• Entries:
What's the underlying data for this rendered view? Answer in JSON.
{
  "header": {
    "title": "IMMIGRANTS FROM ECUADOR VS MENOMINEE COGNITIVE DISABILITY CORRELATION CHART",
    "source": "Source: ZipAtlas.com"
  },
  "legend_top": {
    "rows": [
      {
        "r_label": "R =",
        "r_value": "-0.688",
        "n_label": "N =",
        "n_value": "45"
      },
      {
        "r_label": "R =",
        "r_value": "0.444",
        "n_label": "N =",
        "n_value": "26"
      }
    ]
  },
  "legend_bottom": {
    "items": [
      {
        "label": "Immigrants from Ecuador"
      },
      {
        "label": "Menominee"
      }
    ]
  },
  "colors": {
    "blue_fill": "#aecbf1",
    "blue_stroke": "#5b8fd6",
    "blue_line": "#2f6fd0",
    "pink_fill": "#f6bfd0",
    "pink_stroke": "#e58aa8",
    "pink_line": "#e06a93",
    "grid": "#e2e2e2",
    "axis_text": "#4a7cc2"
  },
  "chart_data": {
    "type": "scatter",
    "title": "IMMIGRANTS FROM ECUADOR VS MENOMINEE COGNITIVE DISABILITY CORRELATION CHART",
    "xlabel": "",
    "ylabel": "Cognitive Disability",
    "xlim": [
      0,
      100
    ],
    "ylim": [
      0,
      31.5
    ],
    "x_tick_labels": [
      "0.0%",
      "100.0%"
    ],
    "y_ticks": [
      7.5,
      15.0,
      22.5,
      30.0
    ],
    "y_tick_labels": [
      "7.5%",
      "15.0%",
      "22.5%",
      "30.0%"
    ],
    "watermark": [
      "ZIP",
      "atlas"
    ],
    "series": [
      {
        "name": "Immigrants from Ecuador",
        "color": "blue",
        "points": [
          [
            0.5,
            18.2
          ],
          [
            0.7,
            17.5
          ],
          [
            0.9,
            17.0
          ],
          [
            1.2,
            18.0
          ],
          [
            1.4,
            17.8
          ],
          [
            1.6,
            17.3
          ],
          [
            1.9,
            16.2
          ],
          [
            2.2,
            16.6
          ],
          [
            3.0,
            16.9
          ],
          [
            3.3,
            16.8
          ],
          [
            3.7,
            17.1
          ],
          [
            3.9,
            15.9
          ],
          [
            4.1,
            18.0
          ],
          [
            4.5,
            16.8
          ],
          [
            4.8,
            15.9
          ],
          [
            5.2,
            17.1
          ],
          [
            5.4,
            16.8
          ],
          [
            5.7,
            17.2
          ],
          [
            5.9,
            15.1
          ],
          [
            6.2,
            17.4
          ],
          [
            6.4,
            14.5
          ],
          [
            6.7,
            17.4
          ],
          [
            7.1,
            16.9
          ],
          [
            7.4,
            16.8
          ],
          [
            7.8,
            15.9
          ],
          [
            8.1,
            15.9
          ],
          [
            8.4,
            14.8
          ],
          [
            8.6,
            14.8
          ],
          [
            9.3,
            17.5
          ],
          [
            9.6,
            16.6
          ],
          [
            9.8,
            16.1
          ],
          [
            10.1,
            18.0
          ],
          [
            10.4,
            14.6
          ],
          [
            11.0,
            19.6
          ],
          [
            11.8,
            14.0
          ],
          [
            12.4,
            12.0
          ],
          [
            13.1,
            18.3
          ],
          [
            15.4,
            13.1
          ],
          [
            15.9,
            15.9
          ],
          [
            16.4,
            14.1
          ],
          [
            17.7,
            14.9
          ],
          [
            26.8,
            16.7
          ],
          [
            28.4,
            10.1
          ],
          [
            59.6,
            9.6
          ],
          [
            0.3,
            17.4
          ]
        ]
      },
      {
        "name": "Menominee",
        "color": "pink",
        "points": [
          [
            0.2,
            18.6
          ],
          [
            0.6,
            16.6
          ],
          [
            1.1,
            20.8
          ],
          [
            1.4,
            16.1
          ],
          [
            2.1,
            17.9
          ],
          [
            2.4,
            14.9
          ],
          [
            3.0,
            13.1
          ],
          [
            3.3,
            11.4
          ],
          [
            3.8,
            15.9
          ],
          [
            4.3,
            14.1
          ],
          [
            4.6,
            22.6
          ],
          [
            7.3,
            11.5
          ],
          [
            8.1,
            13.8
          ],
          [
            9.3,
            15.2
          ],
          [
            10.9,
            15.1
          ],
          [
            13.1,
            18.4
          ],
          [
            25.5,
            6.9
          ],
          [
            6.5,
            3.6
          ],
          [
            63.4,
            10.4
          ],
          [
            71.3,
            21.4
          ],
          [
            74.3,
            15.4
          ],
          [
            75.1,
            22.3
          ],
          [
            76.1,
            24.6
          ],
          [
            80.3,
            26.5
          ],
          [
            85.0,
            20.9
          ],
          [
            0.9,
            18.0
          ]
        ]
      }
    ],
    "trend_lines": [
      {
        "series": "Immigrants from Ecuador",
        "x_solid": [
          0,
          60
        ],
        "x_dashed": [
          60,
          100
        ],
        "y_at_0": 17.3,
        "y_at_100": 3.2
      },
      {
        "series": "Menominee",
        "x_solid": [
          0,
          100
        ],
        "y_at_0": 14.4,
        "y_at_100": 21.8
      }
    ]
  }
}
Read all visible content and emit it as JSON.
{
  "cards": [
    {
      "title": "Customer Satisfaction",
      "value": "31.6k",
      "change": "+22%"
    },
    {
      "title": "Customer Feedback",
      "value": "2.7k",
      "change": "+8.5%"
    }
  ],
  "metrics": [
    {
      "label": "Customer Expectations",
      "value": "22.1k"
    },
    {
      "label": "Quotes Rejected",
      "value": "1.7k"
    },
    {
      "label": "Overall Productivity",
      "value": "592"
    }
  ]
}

• Written exercise: Find the line with "Read all visible content and emit it as JSON." in the listing above, then write out that line and each remaining line exactly, with no other text.

• Response to this task:
Read all visible content and emit it as JSON.
{
  "cards": [
    {
      "title": "Customer Satisfaction",
      "value": "31.6k",
      "change": "+22%"
    },
    {
      "title": "Customer Feedback",
      "value": "2.7k",
      "change": "+8.5%"
    }
  ],
  "metrics": [
    {
      "label": "Customer Expectations",
      "value": "22.1k"
    },
    {
      "label": "Quotes Rejected",
      "value": "1.7k"
    },
    {
      "label": "Overall Productivity",
      "value": "592"
    }
  ]
}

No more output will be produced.